Work to be completed:
Check every line for the word "marker" and give the number of lines where it occurs, nothing else.

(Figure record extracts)
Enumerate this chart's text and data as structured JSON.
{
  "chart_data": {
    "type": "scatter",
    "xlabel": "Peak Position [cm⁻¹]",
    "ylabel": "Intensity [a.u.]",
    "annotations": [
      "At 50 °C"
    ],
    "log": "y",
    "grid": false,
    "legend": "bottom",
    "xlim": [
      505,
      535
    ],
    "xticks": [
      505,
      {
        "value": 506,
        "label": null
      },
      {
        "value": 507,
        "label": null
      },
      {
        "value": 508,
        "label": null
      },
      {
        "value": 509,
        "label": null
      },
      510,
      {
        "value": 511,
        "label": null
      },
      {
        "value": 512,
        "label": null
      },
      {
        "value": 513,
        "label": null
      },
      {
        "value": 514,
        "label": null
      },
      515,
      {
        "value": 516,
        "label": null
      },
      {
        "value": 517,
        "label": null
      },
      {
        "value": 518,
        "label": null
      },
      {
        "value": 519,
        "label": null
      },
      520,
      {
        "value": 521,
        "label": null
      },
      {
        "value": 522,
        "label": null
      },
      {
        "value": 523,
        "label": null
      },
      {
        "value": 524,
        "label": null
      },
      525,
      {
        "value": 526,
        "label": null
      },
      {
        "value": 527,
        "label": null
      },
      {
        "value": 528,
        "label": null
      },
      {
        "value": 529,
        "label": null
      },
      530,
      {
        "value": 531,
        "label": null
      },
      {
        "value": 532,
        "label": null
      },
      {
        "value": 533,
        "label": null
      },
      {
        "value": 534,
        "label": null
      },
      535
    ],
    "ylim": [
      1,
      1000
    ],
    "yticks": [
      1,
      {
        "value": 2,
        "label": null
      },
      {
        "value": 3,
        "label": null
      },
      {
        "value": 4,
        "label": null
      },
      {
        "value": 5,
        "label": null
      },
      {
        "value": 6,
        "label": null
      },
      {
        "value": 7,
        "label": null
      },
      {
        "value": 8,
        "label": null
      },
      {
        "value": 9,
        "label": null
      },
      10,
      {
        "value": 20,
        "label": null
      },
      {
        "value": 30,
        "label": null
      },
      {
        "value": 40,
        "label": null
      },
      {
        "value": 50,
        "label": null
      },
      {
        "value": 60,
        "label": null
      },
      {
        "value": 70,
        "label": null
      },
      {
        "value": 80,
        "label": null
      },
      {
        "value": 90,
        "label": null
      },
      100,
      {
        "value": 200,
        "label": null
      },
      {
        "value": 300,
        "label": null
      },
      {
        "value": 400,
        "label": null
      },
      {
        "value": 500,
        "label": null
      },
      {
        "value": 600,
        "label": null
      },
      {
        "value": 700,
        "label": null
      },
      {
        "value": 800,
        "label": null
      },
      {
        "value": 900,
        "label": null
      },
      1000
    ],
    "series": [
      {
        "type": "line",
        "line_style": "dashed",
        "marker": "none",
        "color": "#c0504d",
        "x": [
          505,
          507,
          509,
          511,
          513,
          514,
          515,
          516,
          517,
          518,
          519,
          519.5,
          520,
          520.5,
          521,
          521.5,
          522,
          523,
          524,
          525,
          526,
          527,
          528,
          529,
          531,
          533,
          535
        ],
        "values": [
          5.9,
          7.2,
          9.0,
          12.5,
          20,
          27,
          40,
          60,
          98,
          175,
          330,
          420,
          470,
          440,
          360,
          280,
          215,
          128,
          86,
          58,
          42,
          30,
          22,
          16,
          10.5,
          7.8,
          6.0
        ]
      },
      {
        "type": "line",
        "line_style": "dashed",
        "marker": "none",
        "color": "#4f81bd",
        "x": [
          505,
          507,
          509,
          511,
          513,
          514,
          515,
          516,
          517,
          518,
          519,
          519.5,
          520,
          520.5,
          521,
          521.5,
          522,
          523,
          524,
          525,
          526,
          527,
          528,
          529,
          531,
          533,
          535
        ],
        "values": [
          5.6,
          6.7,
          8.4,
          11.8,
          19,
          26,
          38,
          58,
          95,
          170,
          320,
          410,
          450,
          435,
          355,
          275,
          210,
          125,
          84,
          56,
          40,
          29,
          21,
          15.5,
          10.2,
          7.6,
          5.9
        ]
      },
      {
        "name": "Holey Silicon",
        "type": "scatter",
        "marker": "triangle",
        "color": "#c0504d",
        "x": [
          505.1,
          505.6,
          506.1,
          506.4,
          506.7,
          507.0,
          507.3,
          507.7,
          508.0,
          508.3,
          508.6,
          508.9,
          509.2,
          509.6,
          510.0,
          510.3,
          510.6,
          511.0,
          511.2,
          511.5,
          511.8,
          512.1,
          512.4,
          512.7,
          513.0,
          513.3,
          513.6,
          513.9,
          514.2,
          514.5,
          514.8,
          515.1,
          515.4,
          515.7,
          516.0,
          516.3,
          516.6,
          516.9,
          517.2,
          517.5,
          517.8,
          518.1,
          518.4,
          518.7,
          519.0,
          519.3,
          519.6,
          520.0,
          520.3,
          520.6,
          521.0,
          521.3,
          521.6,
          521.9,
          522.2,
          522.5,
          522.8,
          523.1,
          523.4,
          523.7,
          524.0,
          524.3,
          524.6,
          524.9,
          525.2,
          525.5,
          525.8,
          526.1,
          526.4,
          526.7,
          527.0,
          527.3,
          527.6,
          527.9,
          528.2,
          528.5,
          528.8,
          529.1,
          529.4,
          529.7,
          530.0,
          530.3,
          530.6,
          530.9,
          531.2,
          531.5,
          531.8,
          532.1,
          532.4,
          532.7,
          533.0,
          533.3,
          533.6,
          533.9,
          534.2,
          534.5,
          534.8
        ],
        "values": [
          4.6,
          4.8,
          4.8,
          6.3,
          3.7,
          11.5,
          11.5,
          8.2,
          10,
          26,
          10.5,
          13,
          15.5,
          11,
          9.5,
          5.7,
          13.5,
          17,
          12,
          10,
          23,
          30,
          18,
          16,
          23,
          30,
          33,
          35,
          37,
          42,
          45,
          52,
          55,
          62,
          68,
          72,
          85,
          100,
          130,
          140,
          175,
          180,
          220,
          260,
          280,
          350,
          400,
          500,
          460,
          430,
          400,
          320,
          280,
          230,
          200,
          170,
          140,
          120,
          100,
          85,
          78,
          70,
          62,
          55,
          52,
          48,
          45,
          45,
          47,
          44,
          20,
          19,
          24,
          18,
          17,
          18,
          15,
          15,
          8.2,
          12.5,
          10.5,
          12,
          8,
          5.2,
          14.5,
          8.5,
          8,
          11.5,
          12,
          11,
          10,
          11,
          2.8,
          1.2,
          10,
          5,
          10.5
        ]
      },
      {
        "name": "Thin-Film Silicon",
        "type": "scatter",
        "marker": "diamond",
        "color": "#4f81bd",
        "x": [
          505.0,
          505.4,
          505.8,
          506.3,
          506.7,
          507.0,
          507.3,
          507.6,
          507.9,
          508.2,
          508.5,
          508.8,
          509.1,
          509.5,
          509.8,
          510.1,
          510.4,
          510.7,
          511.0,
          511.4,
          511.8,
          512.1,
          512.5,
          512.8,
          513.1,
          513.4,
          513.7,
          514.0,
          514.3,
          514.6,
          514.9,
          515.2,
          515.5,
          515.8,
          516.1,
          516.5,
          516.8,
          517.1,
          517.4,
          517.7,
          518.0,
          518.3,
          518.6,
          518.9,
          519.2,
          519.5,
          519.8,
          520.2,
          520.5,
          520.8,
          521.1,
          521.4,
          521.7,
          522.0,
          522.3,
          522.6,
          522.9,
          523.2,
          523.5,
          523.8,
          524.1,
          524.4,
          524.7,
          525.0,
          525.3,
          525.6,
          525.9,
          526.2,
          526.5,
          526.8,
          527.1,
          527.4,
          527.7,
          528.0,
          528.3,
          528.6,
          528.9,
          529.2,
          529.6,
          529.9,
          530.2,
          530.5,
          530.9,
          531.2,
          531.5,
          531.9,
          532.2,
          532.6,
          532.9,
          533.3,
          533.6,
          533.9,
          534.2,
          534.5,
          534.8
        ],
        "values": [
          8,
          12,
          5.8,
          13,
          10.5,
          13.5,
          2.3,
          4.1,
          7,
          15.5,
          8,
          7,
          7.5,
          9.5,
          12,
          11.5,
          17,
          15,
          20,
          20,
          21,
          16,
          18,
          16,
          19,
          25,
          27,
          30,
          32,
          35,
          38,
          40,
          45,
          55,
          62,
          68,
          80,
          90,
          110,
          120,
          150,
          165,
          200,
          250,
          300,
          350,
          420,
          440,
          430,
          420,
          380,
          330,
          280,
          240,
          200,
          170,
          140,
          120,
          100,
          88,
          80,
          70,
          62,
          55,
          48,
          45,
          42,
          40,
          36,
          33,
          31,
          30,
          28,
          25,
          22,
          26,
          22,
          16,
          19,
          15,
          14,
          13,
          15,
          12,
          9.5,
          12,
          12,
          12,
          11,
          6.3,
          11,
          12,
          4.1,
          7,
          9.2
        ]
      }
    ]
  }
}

Response below:
4